**** TEXT SEGMENT ****
My Favourite Painting: Graham Lloyd-Brunt

The designer Graham Lloyd-Brunt picks a calming and peaceful image.

Graham Lloyd-Brunt on ‘The Evening Light’ by Charles Oppenheimer

‘Charles Oppenheimer painted the garden behind the house he rented from Edward Hornel — who lived next door at Broughton House in the artists’ colony of Kirkcudbright in south-west Scotland — several times.

‘I feel a kinship with the painting; like me, Oppenheimer was born and brought up in Lancashire and through family ties I now spend a great deal of time in Scotland. The artist has captured both the formality and intimacy one finds in successful gardens with impact where people feel comfortable and wish to spend time.

‘The garden’s structure and symmetrical layout appeal to my design aesthetic and the soft colours painted in late evening light make the painting restful and satisfying to consider regularly.’

Graham Lloyd-Brunt is the founder of Lloyd Brunt Outdoor Design.

Charlotte Mullins on Charles Oppenheimer and ‘The Evening Light’

In 1908, a chance encounter with the artist E. A. Taylor led Charles Oppenheimer to leave England and settle in Kirkcudbright, a small coastal town in the Scottish Lowlands that had been home to a buoyant artists’ community since the 1880s. Oppenheimer rented a house there for more than two decades from another Scottish artist, E. A. Hornel, before buying Woodlea and remaining in Kirkcudbright until his death in 1961.

This painting shows the waterlily pond outside his rented house at 14, High Street. The lemony evening light catches in the narrow panes and, in turn, is reflected in the water below. Although Oppenheimer paints with an easy looseness, there’s still a great amount of detail packed into the scene, from the variety of flowers in the beds to the textured stone walls and waterlily pond that dominates the foreground. The artist was known for his ability to capture light on water and he exhibited annually with the Royal Scottish Academy.
****
## INSTRUCTIONS FOR THE TASK
Edit the text between "The designer Graham" and "Scotland — several times.", inclusive, so that "soothing" replaces "calming", and write out that part of the text. Rely on the text alone to answer.
**** DATASET EXCERPTS ****
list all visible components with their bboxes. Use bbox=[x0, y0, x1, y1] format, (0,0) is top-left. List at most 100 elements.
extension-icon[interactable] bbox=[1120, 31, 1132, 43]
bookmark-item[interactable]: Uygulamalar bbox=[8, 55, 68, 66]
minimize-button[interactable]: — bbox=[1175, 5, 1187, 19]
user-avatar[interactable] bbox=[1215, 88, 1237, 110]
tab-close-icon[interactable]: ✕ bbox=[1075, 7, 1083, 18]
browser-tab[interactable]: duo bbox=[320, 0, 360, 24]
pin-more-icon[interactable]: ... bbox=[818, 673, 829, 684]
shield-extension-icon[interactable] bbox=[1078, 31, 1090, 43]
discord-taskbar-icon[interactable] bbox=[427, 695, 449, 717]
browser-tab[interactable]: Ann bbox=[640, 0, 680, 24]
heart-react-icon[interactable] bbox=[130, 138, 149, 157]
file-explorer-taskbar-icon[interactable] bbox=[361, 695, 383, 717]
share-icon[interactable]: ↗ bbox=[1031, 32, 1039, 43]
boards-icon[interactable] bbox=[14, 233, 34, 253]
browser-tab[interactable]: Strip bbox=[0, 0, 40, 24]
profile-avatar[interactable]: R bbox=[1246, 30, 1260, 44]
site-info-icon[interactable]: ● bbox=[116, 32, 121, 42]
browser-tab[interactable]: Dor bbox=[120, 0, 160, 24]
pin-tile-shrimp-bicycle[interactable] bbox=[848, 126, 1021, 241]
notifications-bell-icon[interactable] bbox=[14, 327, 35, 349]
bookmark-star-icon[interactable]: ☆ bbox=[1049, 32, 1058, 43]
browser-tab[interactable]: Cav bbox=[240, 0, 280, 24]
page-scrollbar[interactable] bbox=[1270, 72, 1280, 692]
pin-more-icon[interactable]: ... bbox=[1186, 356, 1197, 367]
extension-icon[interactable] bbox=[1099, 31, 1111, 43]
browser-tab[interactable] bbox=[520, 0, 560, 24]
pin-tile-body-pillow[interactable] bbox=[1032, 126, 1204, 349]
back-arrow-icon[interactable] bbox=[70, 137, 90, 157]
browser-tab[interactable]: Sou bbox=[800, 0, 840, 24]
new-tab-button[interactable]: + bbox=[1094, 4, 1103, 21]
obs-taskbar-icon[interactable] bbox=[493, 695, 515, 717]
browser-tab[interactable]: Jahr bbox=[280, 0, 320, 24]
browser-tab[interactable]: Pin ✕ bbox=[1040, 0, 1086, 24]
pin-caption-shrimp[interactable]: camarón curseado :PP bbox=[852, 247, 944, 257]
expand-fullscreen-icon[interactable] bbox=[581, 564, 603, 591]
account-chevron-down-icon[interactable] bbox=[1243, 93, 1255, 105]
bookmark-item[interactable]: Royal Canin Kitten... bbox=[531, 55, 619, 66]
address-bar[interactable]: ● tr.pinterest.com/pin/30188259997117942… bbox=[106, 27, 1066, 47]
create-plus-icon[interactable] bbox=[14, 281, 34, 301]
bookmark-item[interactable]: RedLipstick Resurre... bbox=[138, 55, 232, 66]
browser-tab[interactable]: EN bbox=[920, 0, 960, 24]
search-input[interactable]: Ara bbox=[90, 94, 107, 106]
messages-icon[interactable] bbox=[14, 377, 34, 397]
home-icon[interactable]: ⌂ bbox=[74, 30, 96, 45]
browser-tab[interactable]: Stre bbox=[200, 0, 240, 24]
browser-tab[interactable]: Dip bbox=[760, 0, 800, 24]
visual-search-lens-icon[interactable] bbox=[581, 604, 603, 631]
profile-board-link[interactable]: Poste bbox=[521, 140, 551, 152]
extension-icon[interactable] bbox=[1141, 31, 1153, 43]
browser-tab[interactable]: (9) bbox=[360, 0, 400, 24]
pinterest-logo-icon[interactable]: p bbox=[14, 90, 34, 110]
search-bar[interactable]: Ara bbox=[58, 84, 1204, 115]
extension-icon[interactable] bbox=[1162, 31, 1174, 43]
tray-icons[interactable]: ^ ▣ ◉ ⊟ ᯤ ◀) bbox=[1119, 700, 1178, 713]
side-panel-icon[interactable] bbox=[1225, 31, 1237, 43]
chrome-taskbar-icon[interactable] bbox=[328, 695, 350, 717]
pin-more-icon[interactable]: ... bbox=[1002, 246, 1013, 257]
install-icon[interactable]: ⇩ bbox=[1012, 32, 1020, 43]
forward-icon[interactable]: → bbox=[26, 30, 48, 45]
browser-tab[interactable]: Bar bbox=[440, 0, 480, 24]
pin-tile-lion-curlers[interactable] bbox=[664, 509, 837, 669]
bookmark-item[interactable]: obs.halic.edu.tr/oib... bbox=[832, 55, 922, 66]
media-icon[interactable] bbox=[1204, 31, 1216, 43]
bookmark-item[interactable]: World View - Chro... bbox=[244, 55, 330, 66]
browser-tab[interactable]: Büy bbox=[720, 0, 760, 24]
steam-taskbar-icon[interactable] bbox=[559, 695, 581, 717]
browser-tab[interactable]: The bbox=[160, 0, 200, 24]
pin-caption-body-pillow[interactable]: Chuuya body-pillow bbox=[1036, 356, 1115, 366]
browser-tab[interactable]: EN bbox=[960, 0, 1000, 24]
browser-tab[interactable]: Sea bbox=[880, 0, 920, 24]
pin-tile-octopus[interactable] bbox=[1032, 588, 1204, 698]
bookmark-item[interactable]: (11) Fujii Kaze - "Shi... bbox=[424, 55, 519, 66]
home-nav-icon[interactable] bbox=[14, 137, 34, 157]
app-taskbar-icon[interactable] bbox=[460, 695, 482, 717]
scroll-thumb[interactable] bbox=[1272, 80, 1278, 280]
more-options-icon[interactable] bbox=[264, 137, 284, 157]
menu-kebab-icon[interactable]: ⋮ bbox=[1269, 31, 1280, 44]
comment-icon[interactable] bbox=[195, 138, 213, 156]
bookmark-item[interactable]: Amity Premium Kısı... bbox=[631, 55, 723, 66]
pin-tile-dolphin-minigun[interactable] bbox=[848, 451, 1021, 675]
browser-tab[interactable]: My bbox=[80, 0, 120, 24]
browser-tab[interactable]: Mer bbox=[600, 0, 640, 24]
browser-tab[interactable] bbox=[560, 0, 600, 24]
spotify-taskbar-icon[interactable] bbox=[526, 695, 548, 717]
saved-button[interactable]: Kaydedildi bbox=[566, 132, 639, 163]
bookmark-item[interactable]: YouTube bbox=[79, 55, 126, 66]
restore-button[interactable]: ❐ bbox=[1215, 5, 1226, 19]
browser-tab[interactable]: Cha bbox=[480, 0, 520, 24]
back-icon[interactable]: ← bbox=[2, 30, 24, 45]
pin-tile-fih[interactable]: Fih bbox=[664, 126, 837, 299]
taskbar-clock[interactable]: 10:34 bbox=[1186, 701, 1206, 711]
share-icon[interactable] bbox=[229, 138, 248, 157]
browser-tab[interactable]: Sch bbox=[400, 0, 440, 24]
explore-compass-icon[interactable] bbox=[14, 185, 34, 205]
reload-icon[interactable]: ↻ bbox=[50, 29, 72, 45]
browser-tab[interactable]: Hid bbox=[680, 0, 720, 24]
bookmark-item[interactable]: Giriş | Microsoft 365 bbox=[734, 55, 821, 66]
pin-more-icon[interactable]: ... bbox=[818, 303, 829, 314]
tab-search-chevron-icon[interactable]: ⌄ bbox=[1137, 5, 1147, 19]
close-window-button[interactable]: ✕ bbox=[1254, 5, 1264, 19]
****
## ANSWER TO THIS PROBLEM
The designer Graham Lloyd-Brunt picks a soothing and peaceful image.

Graham Lloyd-Brunt on ‘The Evening Light’ by Charles Oppenheimer

‘Charles Oppenheimer painted the garden behind the house he rented from Edward Hornel — who lived next door at Broughton House in the artists’ colony of Kirkcudbright in south-west Scotland — several times.